=== Given problem ===
Please print every record below exactly as it appears.

=== Data rows ===
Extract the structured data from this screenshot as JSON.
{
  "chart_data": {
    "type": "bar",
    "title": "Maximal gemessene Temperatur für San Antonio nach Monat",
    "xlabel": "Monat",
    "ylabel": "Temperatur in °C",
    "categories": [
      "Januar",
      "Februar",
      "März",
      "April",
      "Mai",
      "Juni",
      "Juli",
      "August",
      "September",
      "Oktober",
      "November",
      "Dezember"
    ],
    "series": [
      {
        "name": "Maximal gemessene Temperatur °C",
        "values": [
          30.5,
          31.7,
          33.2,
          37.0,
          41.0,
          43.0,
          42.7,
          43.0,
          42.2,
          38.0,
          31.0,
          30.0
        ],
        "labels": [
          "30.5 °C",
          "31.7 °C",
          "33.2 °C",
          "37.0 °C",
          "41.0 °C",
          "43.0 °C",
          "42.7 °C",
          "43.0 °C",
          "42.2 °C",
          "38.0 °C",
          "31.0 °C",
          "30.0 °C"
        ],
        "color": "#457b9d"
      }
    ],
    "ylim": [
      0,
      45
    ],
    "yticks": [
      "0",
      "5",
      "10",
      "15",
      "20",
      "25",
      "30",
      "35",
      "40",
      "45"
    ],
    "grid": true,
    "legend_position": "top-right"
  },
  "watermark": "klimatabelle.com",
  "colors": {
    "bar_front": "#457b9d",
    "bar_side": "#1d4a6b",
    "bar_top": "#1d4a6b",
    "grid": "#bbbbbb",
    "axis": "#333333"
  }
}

=== Result for this task ===
Extract the structured data from this screenshot as JSON.
{
  "chart_data": {
    "type": "bar",
    "title": "Maximal gemessene Temperatur für San Antonio nach Monat",
    "xlabel": "Monat",
    "ylabel": "Temperatur in °C",
    "categories": [
      "Januar",
      "Februar",
      "März",
      "April",
      "Mai",
      "Juni",
      "Juli",
      "August",
      "September",
      "Oktober",
      "November",
      "Dezember"
    ],
    "series": [
      {
        "name": "Maximal gemessene Temperatur °C",
        "values": [
          30.5,
          31.7,
          33.2,
          37.0,
          41.0,
          43.0,
          42.7,
          43.0,
          42.2,
          38.0,
          31.0,
          30.0
        ],
        "labels": [
          "30.5 °C",
          "31.7 °C",
          "33.2 °C",
          "37.0 °C",
          "41.0 °C",
          "43.0 °C",
          "42.7 °C",
          "43.0 °C",
          "42.2 °C",
          "38.0 °C",
          "31.0 °C",
          "30.0 °C"
        ],
        "color": "#457b9d"
      }
    ],
    "ylim": [
      0,
      45
    ],
    "yticks": [
      "0",
      "5",
      "10",
      "15",
      "20",
      "25",
      "30",
      "35",
      "40",
      "45"
    ],
    "grid": true,
    "legend_position": "top-right"
  },
  "watermark": "klimatabelle.com",
  "colors": {
    "bar_front": "#457b9d",
    "bar_side": "#1d4a6b",
    "bar_top": "#1d4a6b",
    "grid": "#bbbbbb",
    "axis": "#333333"
  }
}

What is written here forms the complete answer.